**PROMPT**
List every line in the rows below that contains the word "letter", matching case exactly.

**DATA PROVIDED**
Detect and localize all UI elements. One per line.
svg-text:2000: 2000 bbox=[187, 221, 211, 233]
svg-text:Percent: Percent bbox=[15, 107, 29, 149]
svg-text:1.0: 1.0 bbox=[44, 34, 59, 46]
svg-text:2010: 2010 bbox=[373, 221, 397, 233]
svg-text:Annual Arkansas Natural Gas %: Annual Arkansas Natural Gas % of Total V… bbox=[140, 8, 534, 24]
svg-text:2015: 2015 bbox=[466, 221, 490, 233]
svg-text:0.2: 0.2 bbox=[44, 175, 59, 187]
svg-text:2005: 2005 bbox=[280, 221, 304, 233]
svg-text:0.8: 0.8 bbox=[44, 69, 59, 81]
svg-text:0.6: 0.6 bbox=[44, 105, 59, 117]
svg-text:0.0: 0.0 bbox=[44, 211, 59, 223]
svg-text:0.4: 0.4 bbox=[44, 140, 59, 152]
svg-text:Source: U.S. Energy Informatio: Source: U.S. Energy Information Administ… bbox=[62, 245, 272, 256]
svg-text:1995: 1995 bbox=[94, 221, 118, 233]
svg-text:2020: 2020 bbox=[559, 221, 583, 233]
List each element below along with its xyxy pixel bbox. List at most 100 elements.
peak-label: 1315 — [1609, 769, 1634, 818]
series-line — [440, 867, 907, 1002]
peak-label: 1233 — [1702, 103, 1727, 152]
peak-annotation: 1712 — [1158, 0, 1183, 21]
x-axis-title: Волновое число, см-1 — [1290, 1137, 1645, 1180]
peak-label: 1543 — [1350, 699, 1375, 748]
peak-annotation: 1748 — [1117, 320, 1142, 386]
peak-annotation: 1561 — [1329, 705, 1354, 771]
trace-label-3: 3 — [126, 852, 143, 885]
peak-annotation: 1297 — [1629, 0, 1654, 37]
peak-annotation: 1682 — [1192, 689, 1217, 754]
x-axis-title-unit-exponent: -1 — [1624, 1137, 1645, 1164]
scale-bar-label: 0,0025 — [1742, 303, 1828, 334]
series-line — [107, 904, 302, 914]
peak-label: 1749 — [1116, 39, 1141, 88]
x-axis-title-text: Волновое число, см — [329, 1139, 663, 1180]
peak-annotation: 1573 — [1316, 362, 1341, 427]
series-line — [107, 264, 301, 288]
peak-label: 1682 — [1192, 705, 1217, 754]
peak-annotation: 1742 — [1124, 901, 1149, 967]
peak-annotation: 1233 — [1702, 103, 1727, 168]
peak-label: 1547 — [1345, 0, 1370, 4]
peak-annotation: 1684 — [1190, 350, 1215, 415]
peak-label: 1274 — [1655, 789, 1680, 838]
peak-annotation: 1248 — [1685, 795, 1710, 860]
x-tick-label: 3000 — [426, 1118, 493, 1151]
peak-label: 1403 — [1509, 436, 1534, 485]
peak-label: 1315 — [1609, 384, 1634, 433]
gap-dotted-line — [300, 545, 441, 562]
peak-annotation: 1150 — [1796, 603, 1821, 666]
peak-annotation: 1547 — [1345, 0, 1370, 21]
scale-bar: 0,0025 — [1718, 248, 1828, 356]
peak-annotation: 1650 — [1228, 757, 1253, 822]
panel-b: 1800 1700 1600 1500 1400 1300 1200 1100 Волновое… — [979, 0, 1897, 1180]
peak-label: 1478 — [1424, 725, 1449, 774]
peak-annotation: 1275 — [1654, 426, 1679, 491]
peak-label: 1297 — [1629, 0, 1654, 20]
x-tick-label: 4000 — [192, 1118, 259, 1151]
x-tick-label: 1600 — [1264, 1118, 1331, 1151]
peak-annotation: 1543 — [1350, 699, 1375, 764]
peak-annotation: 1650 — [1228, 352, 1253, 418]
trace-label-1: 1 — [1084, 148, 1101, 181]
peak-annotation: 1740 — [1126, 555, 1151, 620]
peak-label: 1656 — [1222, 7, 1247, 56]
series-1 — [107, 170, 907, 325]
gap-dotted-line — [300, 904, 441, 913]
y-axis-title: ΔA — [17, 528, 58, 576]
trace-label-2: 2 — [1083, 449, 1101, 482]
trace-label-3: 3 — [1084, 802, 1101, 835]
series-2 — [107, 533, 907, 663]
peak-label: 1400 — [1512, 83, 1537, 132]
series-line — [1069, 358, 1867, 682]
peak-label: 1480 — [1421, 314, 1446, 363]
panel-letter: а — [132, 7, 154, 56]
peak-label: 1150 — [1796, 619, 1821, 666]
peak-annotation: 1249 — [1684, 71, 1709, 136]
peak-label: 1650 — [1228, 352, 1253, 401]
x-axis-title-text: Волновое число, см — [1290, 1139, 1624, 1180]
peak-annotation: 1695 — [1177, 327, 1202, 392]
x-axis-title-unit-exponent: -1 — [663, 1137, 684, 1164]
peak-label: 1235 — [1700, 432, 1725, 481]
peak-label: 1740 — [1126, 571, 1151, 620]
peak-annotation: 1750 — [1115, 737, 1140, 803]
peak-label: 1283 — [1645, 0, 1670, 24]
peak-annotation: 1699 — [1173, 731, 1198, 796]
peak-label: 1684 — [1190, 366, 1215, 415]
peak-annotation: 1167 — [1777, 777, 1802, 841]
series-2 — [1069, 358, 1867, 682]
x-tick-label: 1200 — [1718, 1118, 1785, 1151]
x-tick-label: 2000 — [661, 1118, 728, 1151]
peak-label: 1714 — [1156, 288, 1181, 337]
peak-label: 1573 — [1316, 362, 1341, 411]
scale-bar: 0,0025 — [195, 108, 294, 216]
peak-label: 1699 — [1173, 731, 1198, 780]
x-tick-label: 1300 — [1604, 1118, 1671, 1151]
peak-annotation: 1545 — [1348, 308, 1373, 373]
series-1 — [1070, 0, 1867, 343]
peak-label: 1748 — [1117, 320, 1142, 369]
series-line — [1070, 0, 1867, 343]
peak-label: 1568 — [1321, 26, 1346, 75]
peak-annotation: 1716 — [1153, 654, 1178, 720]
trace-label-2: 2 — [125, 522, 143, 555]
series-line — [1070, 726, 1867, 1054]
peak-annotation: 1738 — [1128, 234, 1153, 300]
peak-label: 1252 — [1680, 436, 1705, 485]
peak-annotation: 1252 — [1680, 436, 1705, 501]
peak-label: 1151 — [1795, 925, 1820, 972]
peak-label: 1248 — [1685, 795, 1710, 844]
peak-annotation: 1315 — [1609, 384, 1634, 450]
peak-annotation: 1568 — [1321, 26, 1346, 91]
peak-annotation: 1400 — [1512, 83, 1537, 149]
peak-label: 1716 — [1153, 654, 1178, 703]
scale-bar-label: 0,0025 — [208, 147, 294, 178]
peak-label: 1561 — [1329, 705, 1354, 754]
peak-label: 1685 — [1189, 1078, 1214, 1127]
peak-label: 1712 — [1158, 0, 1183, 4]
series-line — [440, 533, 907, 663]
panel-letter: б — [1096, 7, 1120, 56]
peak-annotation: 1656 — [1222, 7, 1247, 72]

**TASK SOLUTION**
panel-letter: а — [132, 7, 154, 56]
panel-letter: б — [1096, 7, 1120, 56]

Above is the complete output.